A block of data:
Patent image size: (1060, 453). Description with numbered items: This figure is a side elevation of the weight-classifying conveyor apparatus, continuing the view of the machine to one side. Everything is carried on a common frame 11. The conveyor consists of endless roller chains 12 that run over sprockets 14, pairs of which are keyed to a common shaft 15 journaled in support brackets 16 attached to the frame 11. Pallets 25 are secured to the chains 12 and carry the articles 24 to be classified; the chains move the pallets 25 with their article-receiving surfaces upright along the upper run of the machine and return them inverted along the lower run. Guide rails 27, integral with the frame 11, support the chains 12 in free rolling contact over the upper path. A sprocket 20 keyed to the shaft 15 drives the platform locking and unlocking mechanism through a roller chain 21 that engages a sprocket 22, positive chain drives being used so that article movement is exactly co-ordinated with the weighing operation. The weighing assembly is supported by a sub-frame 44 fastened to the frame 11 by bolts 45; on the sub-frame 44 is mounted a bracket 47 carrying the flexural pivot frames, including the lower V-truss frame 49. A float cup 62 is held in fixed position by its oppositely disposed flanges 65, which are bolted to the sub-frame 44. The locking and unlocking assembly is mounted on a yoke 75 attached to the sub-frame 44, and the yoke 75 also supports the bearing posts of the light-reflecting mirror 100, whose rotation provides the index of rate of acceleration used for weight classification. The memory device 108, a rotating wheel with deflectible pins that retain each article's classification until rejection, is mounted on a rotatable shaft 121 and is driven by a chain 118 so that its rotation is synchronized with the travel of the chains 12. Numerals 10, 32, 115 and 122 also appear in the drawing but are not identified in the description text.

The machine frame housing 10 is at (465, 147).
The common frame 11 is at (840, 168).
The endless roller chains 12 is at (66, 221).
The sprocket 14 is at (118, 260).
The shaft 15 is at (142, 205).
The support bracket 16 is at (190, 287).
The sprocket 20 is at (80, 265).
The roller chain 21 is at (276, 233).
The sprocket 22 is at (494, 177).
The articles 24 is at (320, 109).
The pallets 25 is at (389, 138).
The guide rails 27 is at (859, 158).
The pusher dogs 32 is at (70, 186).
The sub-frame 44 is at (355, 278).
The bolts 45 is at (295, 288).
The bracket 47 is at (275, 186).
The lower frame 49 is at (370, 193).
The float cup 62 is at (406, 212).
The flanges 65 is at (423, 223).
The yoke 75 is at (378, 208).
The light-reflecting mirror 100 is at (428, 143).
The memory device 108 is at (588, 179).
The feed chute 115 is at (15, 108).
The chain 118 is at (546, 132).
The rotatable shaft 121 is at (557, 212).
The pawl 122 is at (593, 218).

STATED GOAL ▸ Repeat the lines of the block of data from the first line through the line that contains "The shaft 15 is at (142, 205).", including that line.

REPLY TO THE TASK ▸
Patent image size: (1060, 453). Description with numbered items: This figure is a side elevation of the weight-classifying conveyor apparatus, continuing the view of the machine to one side. Everything is carried on a common frame 11. The conveyor consists of endless roller chains 12 that run over sprockets 14, pairs of which are keyed to a common shaft 15 journaled in support brackets 16 attached to the frame 11. Pallets 25 are secured to the chains 12 and carry the articles 24 to be classified; the chains move the pallets 25 with their article-receiving surfaces upright along the upper run of the machine and return them inverted along the lower run. Guide rails 27, integral with the frame 11, support the chains 12 in free rolling contact over the upper path. A sprocket 20 keyed to the shaft 15 drives the platform locking and unlocking mechanism through a roller chain 21 that engages a sprocket 22, positive chain drives being used so that article movement is exactly co-ordinated with the weighing operation. The weighing assembly is supported by a sub-frame 44 fastened to the frame 11 by bolts 45; on the sub-frame 44 is mounted a bracket 47 carrying the flexural pivot frames, including the lower V-truss frame 49. A float cup 62 is held in fixed position by its oppositely disposed flanges 65, which are bolted to the sub-frame 44. The locking and unlocking assembly is mounted on a yoke 75 attached to the sub-frame 44, and the yoke 75 also supports the bearing posts of the light-reflecting mirror 100, whose rotation provides the index of rate of acceleration used for weight classification. The memory device 108, a rotating wheel with deflectible pins that retain each article's classification until rejection, is mounted on a rotatable shaft 121 and is driven by a chain 118 so that its rotation is synchronized with the travel of the chains 12. Numerals 10, 32, 115 and 122 also appear in the drawing but are not identified in the description text.

The machine frame housing 10 is at (465, 147).
The common frame 11 is at (840, 168).
The endless roller chains 12 is at (66, 221).
The sprocket 14 is at (118, 260).
The shaft 15 is at (142, 205).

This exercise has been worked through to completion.